[SHORT PROBLEM]
From the listing below, return each line that includes "cadprojekt".

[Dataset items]
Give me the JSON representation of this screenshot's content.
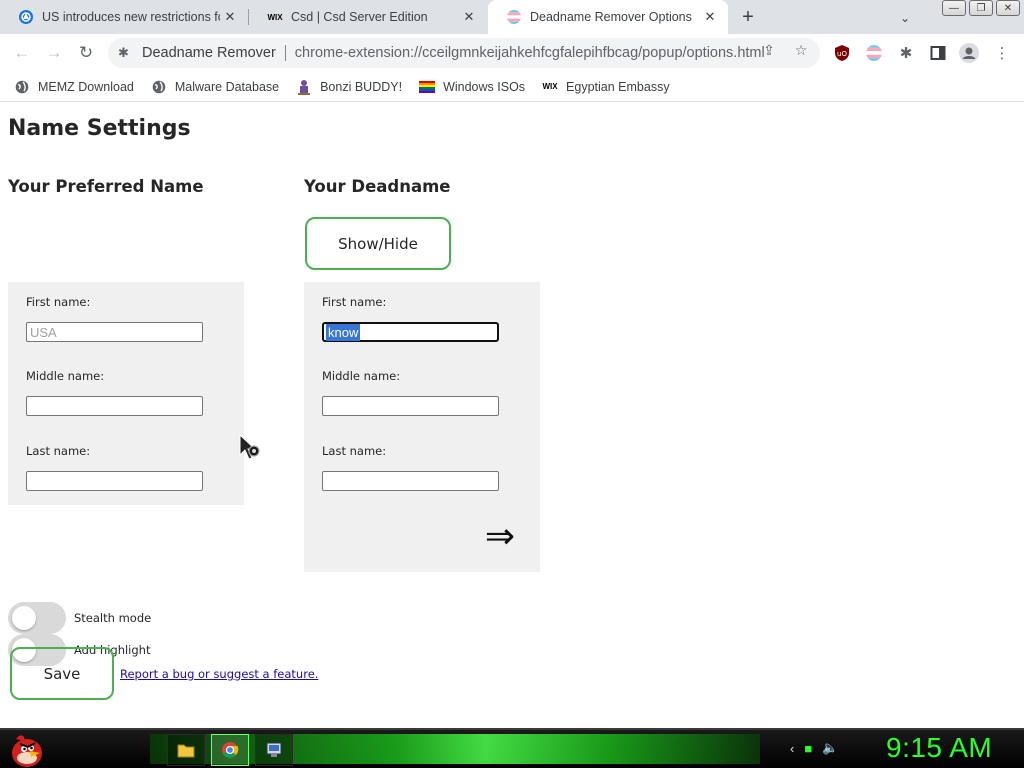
{
  "tabs": [
    {
      "title": "US introduces new restrictions fo",
      "icon": "globe-blue-icon"
    },
    {
      "title": "Csd | Csd Server Edition",
      "icon": "wix-icon"
    },
    {
      "title": "Deadname Remover Options",
      "icon": "trans-flag-icon",
      "active": true
    }
  ],
  "omnibox": {
    "site_name": "Deadname Remover",
    "url": "chrome-extension://cceilgmnkeijahkehfcgfalepihfbcag/popup/options.html"
  },
  "bookmarks": [
    {
      "label": "MEMZ Download",
      "icon": "globe-icon"
    },
    {
      "label": "Malware Database",
      "icon": "globe-icon"
    },
    {
      "label": "Bonzi BUDDY!",
      "icon": "bonzi-icon"
    },
    {
      "label": "Windows ISOs",
      "icon": "rainbow-flag-icon"
    },
    {
      "label": "Egyptian Embassy",
      "icon": "wix-icon"
    }
  ],
  "page": {
    "title": "Name Settings",
    "preferred_heading": "Your Preferred Name",
    "deadname_heading": "Your Deadname",
    "show_hide": "Show/Hide",
    "preferred": {
      "first_label": "First name:",
      "first_placeholder": "USA",
      "middle_label": "Middle name:",
      "last_label": "Last name:"
    },
    "deadname": {
      "first_label": "First name:",
      "first_value": "know",
      "middle_label": "Middle name:",
      "last_label": "Last name:"
    },
    "arrow": "⇒",
    "stealth_label": "Stealth mode",
    "highlight_label": "Add highlight",
    "save_label": "Save",
    "report_link": "Report a bug or suggest a feature."
  },
  "taskbar": {
    "clock": "9:15 AM"
  },
  "colors": {
    "accent_green": "#4caf50",
    "selection": "#3875d7",
    "clock_green": "#2aff2a"
  }
}
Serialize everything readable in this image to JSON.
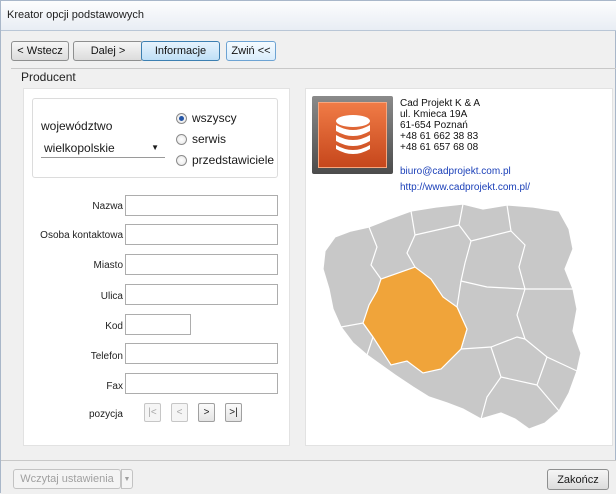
{
  "window": {
    "title": "Kreator opcji podstawowych"
  },
  "toolbar": {
    "back_label": "< Wstecz",
    "next_label": "Dalej >",
    "info_label": "Informacje",
    "collapse_label": "Zwiń <<"
  },
  "section": {
    "title": "Producent"
  },
  "filter": {
    "region_label": "województwo",
    "region_value": "wielkopolskie",
    "options": [
      {
        "label": "wszyscy",
        "selected": true
      },
      {
        "label": "serwis",
        "selected": false
      },
      {
        "label": "przedstawiciele",
        "selected": false
      }
    ]
  },
  "form": {
    "name_label": "Nazwa",
    "contact_label": "Osoba kontaktowa",
    "city_label": "Miasto",
    "street_label": "Ulica",
    "zip_label": "Kod",
    "phone_label": "Telefon",
    "fax_label": "Fax",
    "name_value": "",
    "contact_value": "",
    "city_value": "",
    "street_value": "",
    "zip_value": "",
    "phone_value": "",
    "fax_value": ""
  },
  "navigation": {
    "position_label": "pozycja",
    "first": "|<",
    "prev": "<",
    "next": ">",
    "last": ">|"
  },
  "company": {
    "name": "Cad Projekt K & A",
    "street": "ul. Kmieca 19A",
    "city": "61-654 Poznań",
    "phone1": "+48 61 662 38 83",
    "phone2": "+48 61 657 68 08",
    "email": "biuro@cadprojekt.com.pl",
    "website": "http://www.cadprojekt.com.pl/"
  },
  "map": {
    "highlighted_region": "wielkopolskie",
    "highlight_color": "#f0a43a",
    "base_color": "#c8c8c8"
  },
  "footer": {
    "load_label": "Wczytaj ustawienia",
    "finish_label": "Zakończ"
  },
  "colors": {
    "accent_button": "#bfdff7",
    "logo_orange": "#e0602c"
  }
}
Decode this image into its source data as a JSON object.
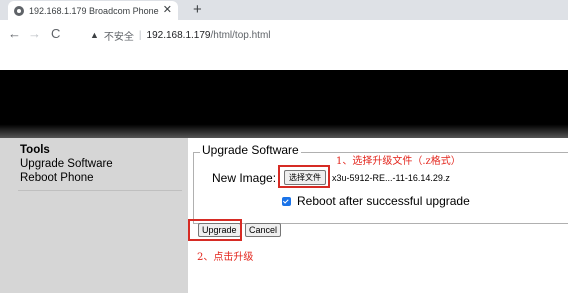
{
  "browser": {
    "tab_title": "192.168.1.179 Broadcom Phone",
    "tab_close": "✕",
    "new_tab": "+",
    "nav": {
      "back": "←",
      "forward": "→",
      "reload": "C"
    },
    "security_icon": "▲",
    "security_label": "不安全",
    "url_host": "192.168.1.179",
    "url_path": "/html/top.html"
  },
  "sidebar": {
    "title": "Tools",
    "items": [
      {
        "label": "Upgrade Software"
      },
      {
        "label": "Reboot Phone"
      }
    ]
  },
  "form": {
    "legend": "Upgrade Software",
    "new_image_label": "New Image:",
    "file_button": "选择文件",
    "file_name": "x3u-5912-RE...-11-16.14.29.z",
    "reboot_checked": true,
    "reboot_label": "Reboot after successful upgrade",
    "upgrade_button": "Upgrade",
    "cancel_button": "Cancel"
  },
  "annotations": {
    "step1": "1、选择升级文件（.z格式）",
    "step2": "2、点击升级",
    "color": "#e3261d"
  }
}
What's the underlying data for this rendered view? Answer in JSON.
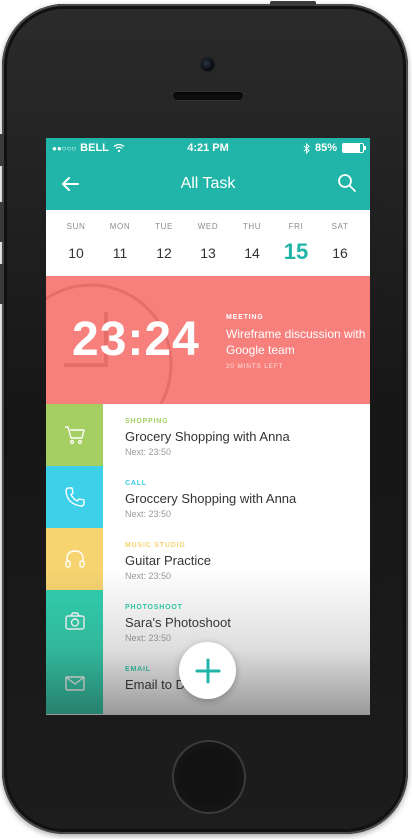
{
  "status_bar": {
    "carrier": "BELL",
    "time": "4:21 PM",
    "battery": "85%",
    "battery_level": 0.85
  },
  "app_bar": {
    "title": "All Task",
    "left_icon": "back-arrow-icon",
    "right_icon": "search-icon"
  },
  "week": {
    "days": [
      {
        "name": "SUN",
        "date": "10"
      },
      {
        "name": "MON",
        "date": "11"
      },
      {
        "name": "TUE",
        "date": "12"
      },
      {
        "name": "WED",
        "date": "13"
      },
      {
        "name": "THU",
        "date": "14"
      },
      {
        "name": "FRI",
        "date": "15"
      },
      {
        "name": "SAT",
        "date": "16"
      }
    ],
    "selected": "FRI"
  },
  "current_task": {
    "time": "23:24",
    "category": "MEETING",
    "title": "Wireframe discussion with Google team",
    "remaining": "20 MINTS LEFT",
    "color": "#f7807c"
  },
  "tasks": [
    {
      "category": "SHOPPING",
      "title": "Grocery Shopping with Anna",
      "next": "Next: 23:50",
      "color": "#a5cf63",
      "icon": "cart-icon"
    },
    {
      "category": "CALL",
      "title": "Groccery Shopping with Anna",
      "next": "Next: 23:50",
      "color": "#3ecfe9",
      "icon": "phone-icon"
    },
    {
      "category": "MUSIC STUDIO",
      "title": "Guitar Practice",
      "next": "Next: 23:50",
      "color": "#f6d470",
      "icon": "headphones-icon"
    },
    {
      "category": "PHOTOSHOOT",
      "title": "Sara's Photoshoot",
      "next": "Next: 23:50",
      "color": "#2ed0ae",
      "icon": "camera-icon"
    },
    {
      "category": "EMAIL",
      "title": "Email to D",
      "next": "",
      "color": "#2ed0ae",
      "icon": "mail-icon"
    }
  ],
  "fab": {
    "icon": "plus-icon",
    "color": "#20b5a8"
  },
  "colors": {
    "accent": "#20b5a8"
  }
}
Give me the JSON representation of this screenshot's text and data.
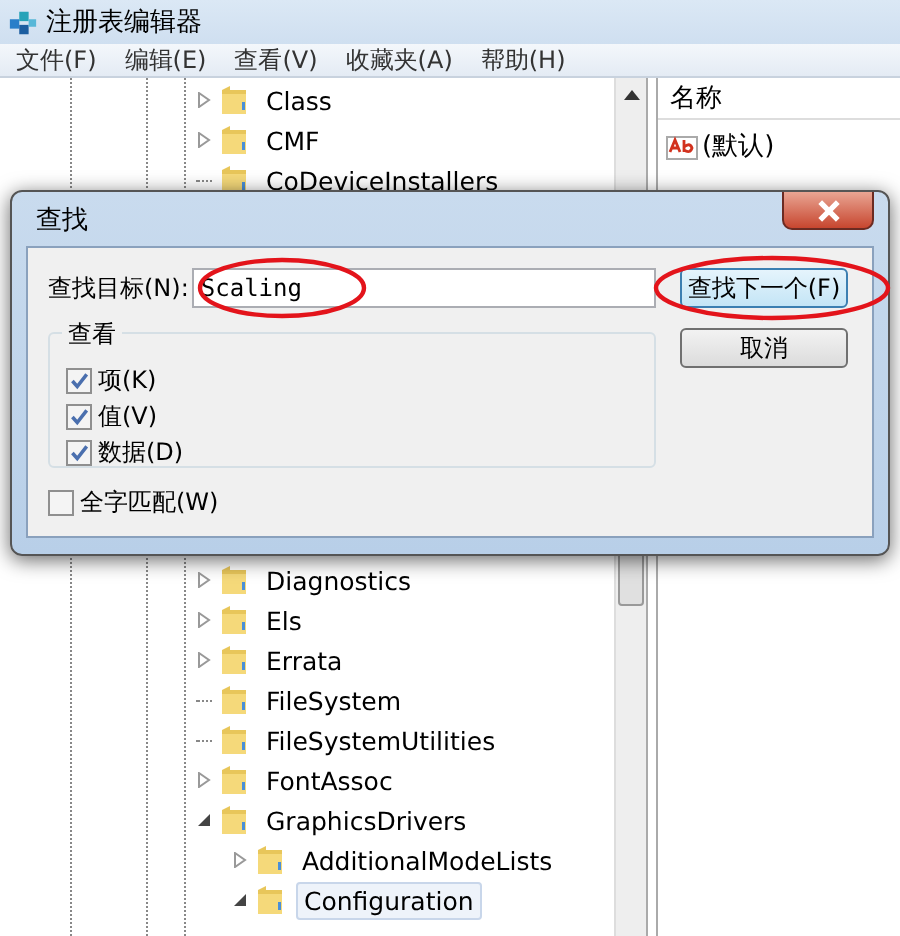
{
  "window": {
    "title": "注册表编辑器"
  },
  "menu": [
    "文件(F)",
    "编辑(E)",
    "查看(V)",
    "收藏夹(A)",
    "帮助(H)"
  ],
  "tree_above_dialog": [
    {
      "label": "Class",
      "kind": "collapsed",
      "selected": false
    },
    {
      "label": "CMF",
      "kind": "collapsed",
      "selected": false
    },
    {
      "label": "CoDeviceInstallers",
      "kind": "leaf",
      "selected": false
    }
  ],
  "tree_below_dialog": [
    {
      "label": "Diagnostics",
      "kind": "collapsed",
      "selected": false
    },
    {
      "label": "Els",
      "kind": "collapsed",
      "selected": false
    },
    {
      "label": "Errata",
      "kind": "collapsed",
      "selected": false
    },
    {
      "label": "FileSystem",
      "kind": "leaf",
      "selected": false
    },
    {
      "label": "FileSystemUtilities",
      "kind": "leaf",
      "selected": false
    },
    {
      "label": "FontAssoc",
      "kind": "collapsed",
      "selected": false
    },
    {
      "label": "GraphicsDrivers",
      "kind": "expanded",
      "selected": false,
      "children": [
        {
          "label": "AdditionalModeLists",
          "kind": "collapsed",
          "selected": false
        },
        {
          "label": "Configuration",
          "kind": "expanded",
          "selected": true
        }
      ]
    }
  ],
  "values_pane": {
    "column": "名称",
    "rows": [
      "(默认)"
    ]
  },
  "dialog": {
    "title": "查找",
    "find_label": "查找目标(N):",
    "find_value": "Scaling",
    "find_circled": true,
    "buttons": [
      {
        "label": "查找下一个(F)",
        "default": true,
        "circled": true
      },
      {
        "label": "取消",
        "default": false,
        "circled": false
      }
    ],
    "group": {
      "title": "查看",
      "options": [
        {
          "label": "项(K)",
          "checked": true
        },
        {
          "label": "值(V)",
          "checked": true
        },
        {
          "label": "数据(D)",
          "checked": true
        }
      ]
    },
    "whole_word": {
      "label": "全字匹配(W)",
      "checked": false
    }
  }
}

[CORRECT ANSWER]
    "email": "biuro@cadprojekt.com.pl",
    "website": "http://www.cadprojekt.com.pl/"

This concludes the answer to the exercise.